Figure content listings.

--- Begin ---

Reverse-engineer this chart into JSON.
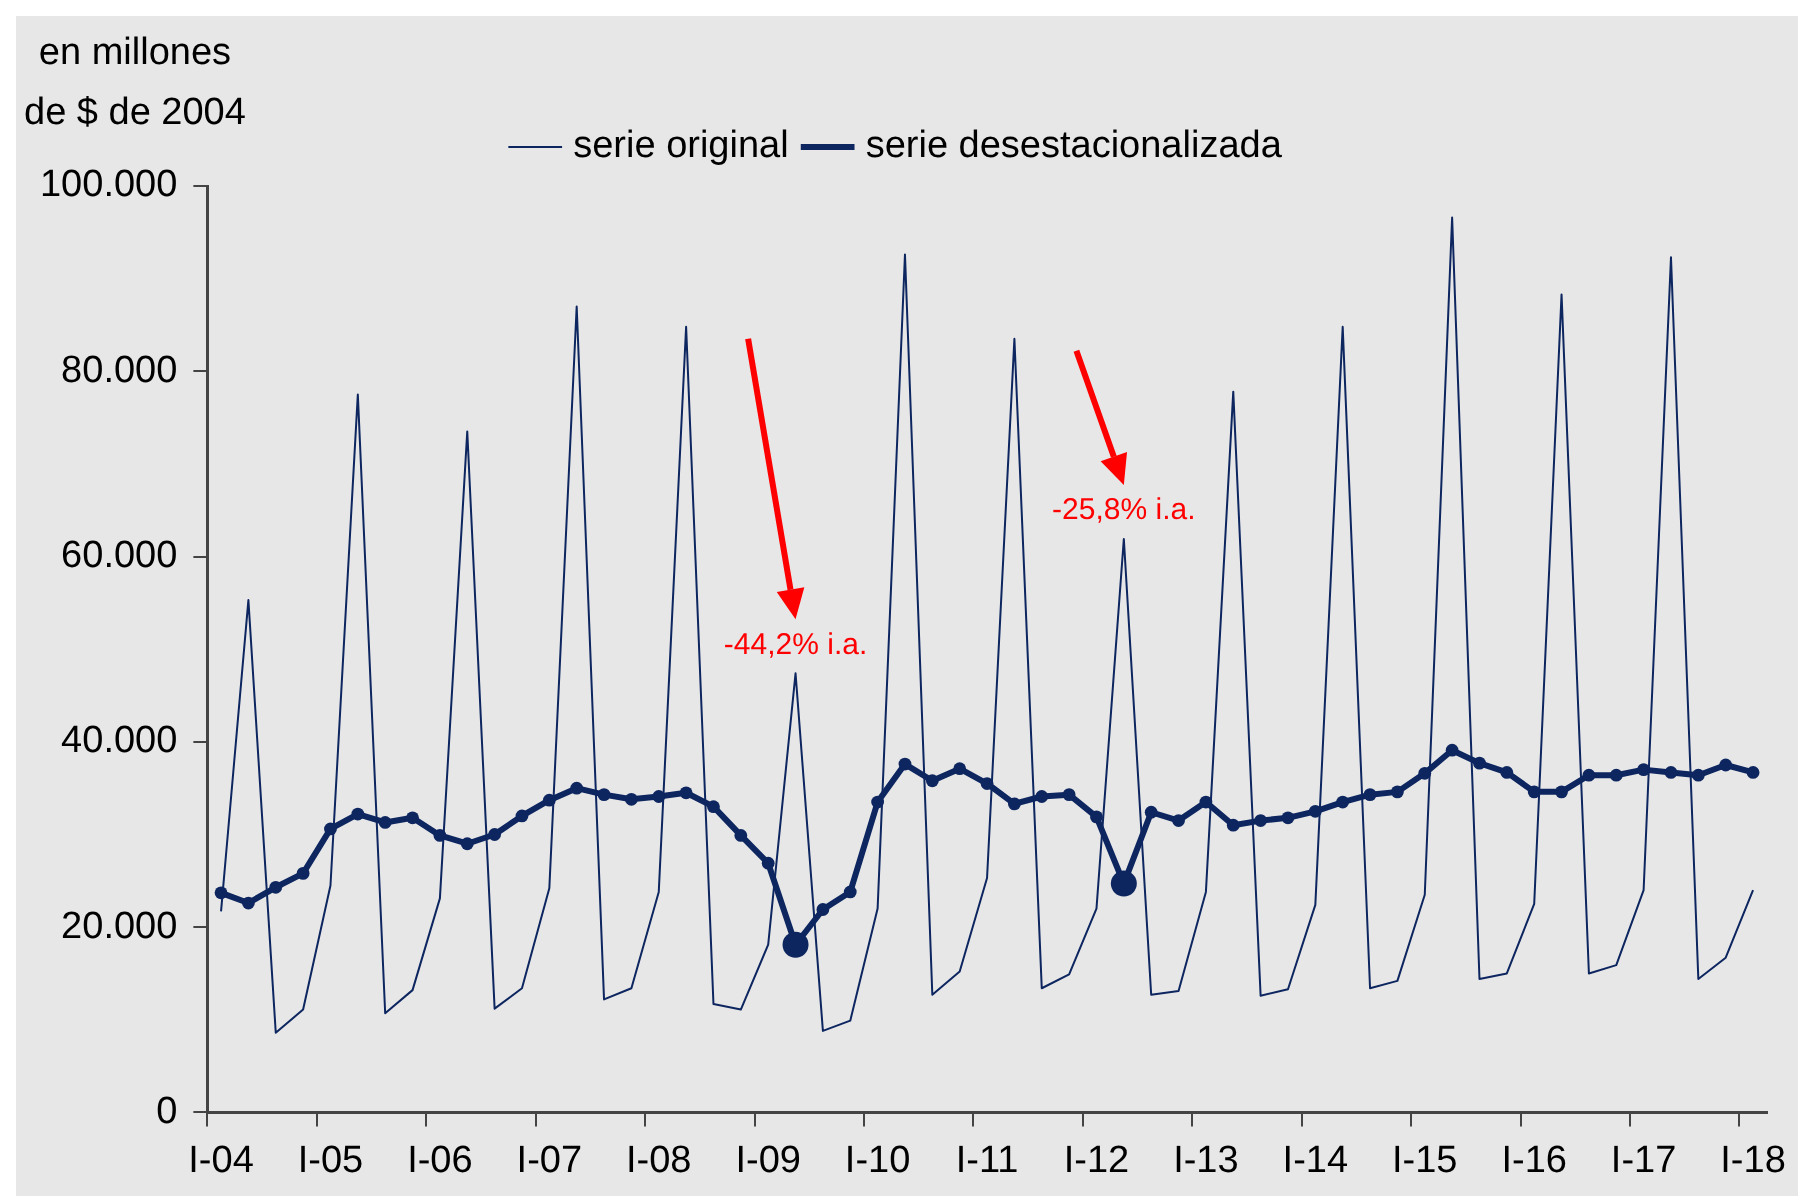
{
  "chart_data": {
    "type": "line",
    "ylabel": "en millones\nde $ de 2004",
    "categories": [
      "I-04",
      null,
      null,
      null,
      "I-05",
      null,
      null,
      null,
      "I-06",
      null,
      null,
      null,
      "I-07",
      null,
      null,
      null,
      "I-08",
      null,
      null,
      null,
      "I-09",
      null,
      null,
      null,
      "I-10",
      null,
      null,
      null,
      "I-11",
      null,
      null,
      null,
      "I-12",
      null,
      null,
      null,
      "I-13",
      null,
      null,
      null,
      "I-14",
      null,
      null,
      null,
      "I-15",
      null,
      null,
      null,
      "I-16",
      null,
      null,
      null,
      "I-17",
      null,
      null,
      null,
      "I-18"
    ],
    "series": [
      {
        "name": "serie original",
        "color": "#0d2660",
        "marker": "none",
        "values": [
          21700,
          55300,
          8600,
          11100,
          24500,
          77500,
          10700,
          13200,
          23100,
          73500,
          11200,
          13400,
          24200,
          87000,
          12200,
          13400,
          23800,
          84800,
          11700,
          11100,
          18100,
          47400,
          8800,
          9900,
          22000,
          92600,
          12700,
          15200,
          25300,
          83500,
          13400,
          14900,
          22000,
          61900,
          12700,
          13100,
          23800,
          77800,
          12600,
          13300,
          22400,
          84800,
          13400,
          14200,
          23500,
          96600,
          14400,
          15000,
          22500,
          88300,
          15000,
          15900,
          24000,
          92300,
          14400,
          16700,
          24000
        ]
      },
      {
        "name": "serie desestacionalizada",
        "color": "#0d2660",
        "marker": "circle",
        "values": [
          23700,
          22600,
          24300,
          25800,
          30600,
          32200,
          31300,
          31800,
          29900,
          29000,
          30000,
          32000,
          33700,
          35000,
          34300,
          33800,
          34100,
          34500,
          33000,
          29900,
          26900,
          18100,
          21900,
          23800,
          33500,
          37600,
          35800,
          37100,
          35500,
          33300,
          34100,
          34300,
          31900,
          24700,
          32400,
          31500,
          33500,
          31000,
          31500,
          31800,
          32500,
          33500,
          34300,
          34600,
          36600,
          39100,
          37700,
          36700,
          34600,
          34600,
          36400,
          36400,
          37000,
          36700,
          36400,
          37500,
          36700
        ]
      }
    ],
    "ylim": [
      0,
      100000
    ],
    "yticks": [
      0,
      {
        "value": 20000,
        "label": "20.000"
      },
      {
        "value": 40000,
        "label": "40.000"
      },
      {
        "value": 60000,
        "label": "60.000"
      },
      {
        "value": 80000,
        "label": "80.000"
      },
      {
        "value": 100000,
        "label": "100.000"
      }
    ],
    "grid": false,
    "legend": "top",
    "line_style": "solid",
    "annotations": [
      "-44,2% i.a.",
      "-25,8% i.a."
    ]
  }
}
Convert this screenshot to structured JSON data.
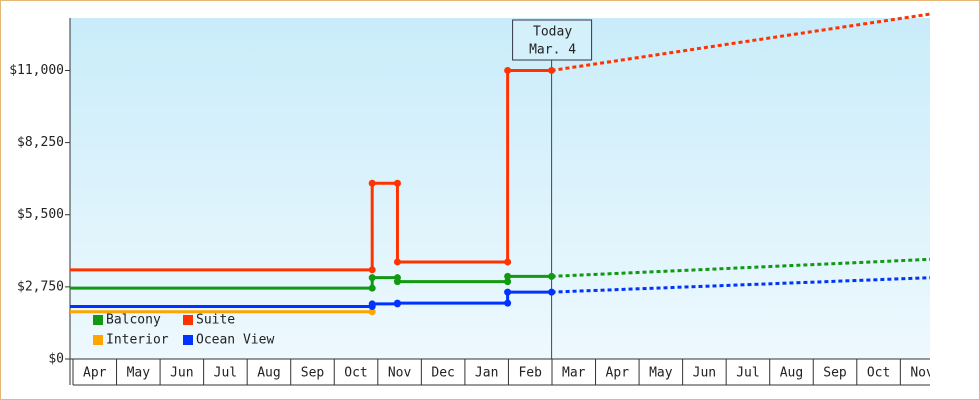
{
  "chart_data": {
    "type": "line",
    "categories": [
      "Apr",
      "May",
      "Jun",
      "Jul",
      "Aug",
      "Sep",
      "Oct",
      "Nov",
      "Dec",
      "Jan",
      "Feb",
      "Mar",
      "Apr",
      "May",
      "Jun",
      "Jul",
      "Aug",
      "Sep",
      "Oct",
      "Nov"
    ],
    "xlim": [
      0,
      19.75
    ],
    "ylim": [
      0,
      13000
    ],
    "yticks": [
      {
        "value": 0,
        "label": "$0"
      },
      {
        "value": 2750,
        "label": "$2,750"
      },
      {
        "value": 5500,
        "label": "$5,500"
      },
      {
        "value": 8250,
        "label": "$8,250"
      },
      {
        "value": 11000,
        "label": "$11,000"
      }
    ],
    "today": {
      "x": 11.06,
      "label": [
        "Today",
        "Mar. 4"
      ]
    },
    "series": [
      {
        "name": "Balcony",
        "color": "#119911",
        "x": [
          0,
          6.94,
          6.94,
          7.52,
          7.52,
          10.05,
          10.05,
          11.06
        ],
        "values": [
          2700,
          2700,
          3100,
          3100,
          2950,
          2950,
          3150,
          3150
        ],
        "forecast": {
          "x": [
            11.06,
            19.75
          ],
          "values": [
            3150,
            3800
          ]
        }
      },
      {
        "name": "Suite",
        "color": "#ff3300",
        "x": [
          0,
          6.94,
          6.94,
          7.52,
          7.52,
          10.05,
          10.05,
          11.06
        ],
        "values": [
          3400,
          3400,
          6700,
          6700,
          3700,
          3700,
          11000,
          11000
        ],
        "forecast": {
          "x": [
            11.06,
            19.75
          ],
          "values": [
            11000,
            13150
          ]
        }
      },
      {
        "name": "Interior",
        "color": "#ffa500",
        "x": [
          0,
          6.94
        ],
        "values": [
          1800,
          1800
        ]
      },
      {
        "name": "Ocean View",
        "color": "#0033ff",
        "x": [
          0,
          6.94,
          6.94,
          7.52,
          7.52,
          10.05,
          10.05,
          11.06
        ],
        "values": [
          2000,
          2000,
          2100,
          2100,
          2130,
          2130,
          2550,
          2550
        ],
        "forecast": {
          "x": [
            11.06,
            19.75
          ],
          "values": [
            2550,
            3100
          ]
        }
      }
    ]
  }
}
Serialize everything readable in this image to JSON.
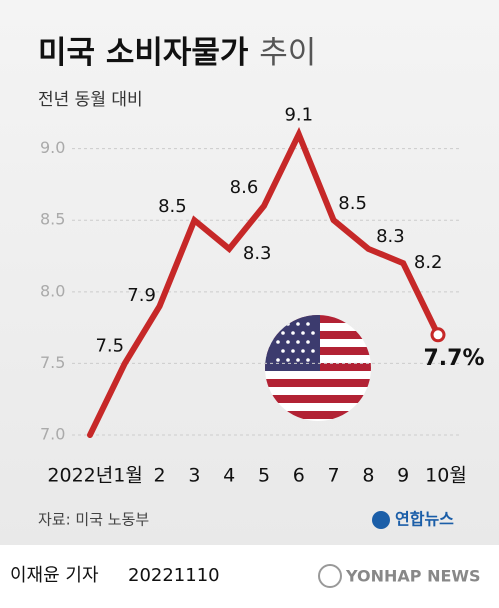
{
  "chart_data": {
    "type": "line",
    "title": "미국 소비자물가",
    "title_light": "추이",
    "subtitle": "전년 동월 대비",
    "categories": [
      null,
      "2022년1월",
      "2",
      "3",
      "4",
      "5",
      "6",
      "7",
      "8",
      "9",
      "10월"
    ],
    "series": [
      {
        "name": "미국 소비자물가",
        "color": "#c62828",
        "values": [
          7.0,
          7.5,
          7.9,
          8.5,
          8.3,
          8.6,
          9.1,
          8.5,
          8.3,
          8.2,
          7.7
        ],
        "value_labels": [
          null,
          "7.5",
          "7.9",
          "8.5",
          "8.3",
          "8.6",
          "9.1",
          "8.5",
          "8.3",
          "8.2",
          "7.7%"
        ]
      }
    ],
    "ylim": [
      7.0,
      9.2
    ],
    "yticks": [
      {
        "value": 7,
        "label": "7.0"
      },
      7.5,
      {
        "value": 8,
        "label": "8.0"
      },
      8.5,
      {
        "value": 9,
        "label": "9.0"
      }
    ],
    "grid": true,
    "source": "자료: 미국 노동부",
    "logo": "연합뉴스",
    "byline": "이재윤 기자",
    "date": "20221110",
    "watermark": "YONHAP NEWS"
  }
}
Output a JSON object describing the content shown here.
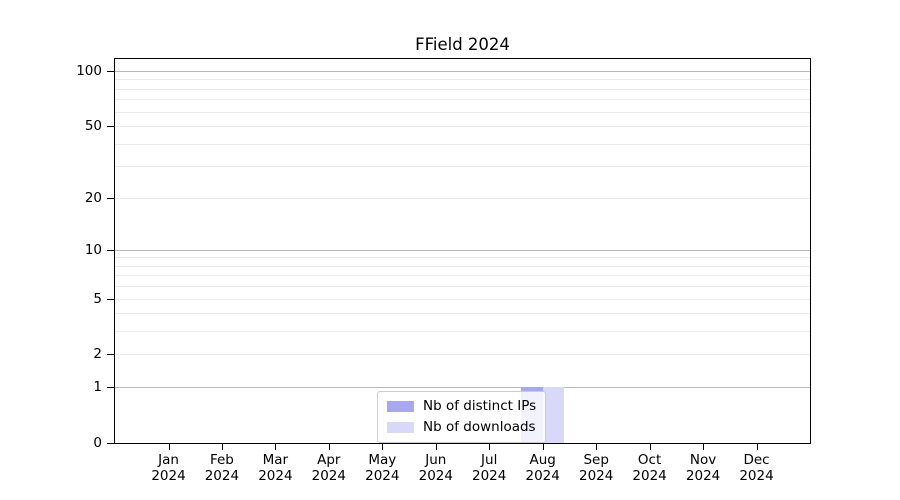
{
  "chart_data": {
    "type": "bar",
    "title": "FField 2024",
    "categories": [
      "Jan",
      "Feb",
      "Mar",
      "Apr",
      "May",
      "Jun",
      "Jul",
      "Aug",
      "Sep",
      "Oct",
      "Nov",
      "Dec"
    ],
    "x_tick_year": "2024",
    "series": [
      {
        "name": "Nb of distinct IPs",
        "color": "#a8a8f0",
        "values": [
          0,
          0,
          0,
          0,
          0,
          0,
          0,
          1,
          0,
          0,
          0,
          0
        ]
      },
      {
        "name": "Nb of downloads",
        "color": "#d8d8f8",
        "values": [
          0,
          0,
          0,
          0,
          0,
          0,
          0,
          1,
          0,
          0,
          0,
          0
        ]
      }
    ],
    "y_axis": {
      "scale": "log1p",
      "max": 116,
      "tick_labels": [
        "100",
        "50",
        "20",
        "10",
        "5",
        "2",
        "1",
        "0"
      ],
      "tick_values": [
        100,
        50,
        20,
        10,
        5,
        2,
        1,
        0
      ],
      "major_gridlines": [
        1,
        10,
        100
      ],
      "minor_gridlines": [
        2,
        3,
        4,
        5,
        6,
        7,
        8,
        9,
        20,
        30,
        40,
        50,
        60,
        70,
        80,
        90
      ]
    },
    "legend": {
      "entries": [
        "Nb of distinct IPs",
        "Nb of downloads"
      ],
      "position": "lower center"
    },
    "colors": {
      "major_grid": "#b8b8b8",
      "minor_grid": "#ebebeb",
      "axis_line": "#000000",
      "text": "#000000",
      "legend_border": "#cccccc",
      "background": "#ffffff"
    }
  }
}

--- End ---

Set exercise. In the data above, tally the lines holding "JSON" and answer with the figure only.

Answer. 4